The request: Reproduce the entries exactly.

------ Information supplied ------

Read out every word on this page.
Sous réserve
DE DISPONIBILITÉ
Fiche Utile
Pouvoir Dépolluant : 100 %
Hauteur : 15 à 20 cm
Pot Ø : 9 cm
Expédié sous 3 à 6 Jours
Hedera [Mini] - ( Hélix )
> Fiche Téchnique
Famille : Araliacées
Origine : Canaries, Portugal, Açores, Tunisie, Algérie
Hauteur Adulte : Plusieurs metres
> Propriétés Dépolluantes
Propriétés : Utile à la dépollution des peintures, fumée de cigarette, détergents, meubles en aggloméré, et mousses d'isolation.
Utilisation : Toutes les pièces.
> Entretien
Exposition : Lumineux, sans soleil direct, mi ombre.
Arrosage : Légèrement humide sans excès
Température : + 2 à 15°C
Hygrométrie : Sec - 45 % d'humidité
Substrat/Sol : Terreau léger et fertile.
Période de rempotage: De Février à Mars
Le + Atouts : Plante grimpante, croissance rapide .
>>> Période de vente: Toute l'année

------

Final result:
Read out every word on this page.
Sous réserve
DE DISPONIBILITÉ
Fiche Utile
Pouvoir Dépolluant : 100 %
Hauteur : 15 à 20 cm
Pot Ø : 9 cm
Expédié sous 3 à 6 Jours
Hedera [Mini] - ( Hélix )
> Fiche Téchnique
Famille : Araliacées
Origine : Canaries, Portugal, Açores, Tunisie, Algérie
Hauteur Adulte : Plusieurs metres
> Propriétés Dépolluantes
Propriétés : Utile à la dépollution des peintures, fumée de cigarette, détergents, meubles en aggloméré, et mousses d'isolation.
Utilisation : Toutes les pièces.
> Entretien
Exposition : Lumineux, sans soleil direct, mi ombre.
Arrosage : Légèrement humide sans excès
Température : + 2 à 15°C
Hygrométrie : Sec - 45 % d'humidité
Substrat/Sol : Terreau léger et fertile.
Période de rempotage: De Février à Mars
Le + Atouts : Plante grimpante, croissance rapide .
>>> Période de vente: Toute l'année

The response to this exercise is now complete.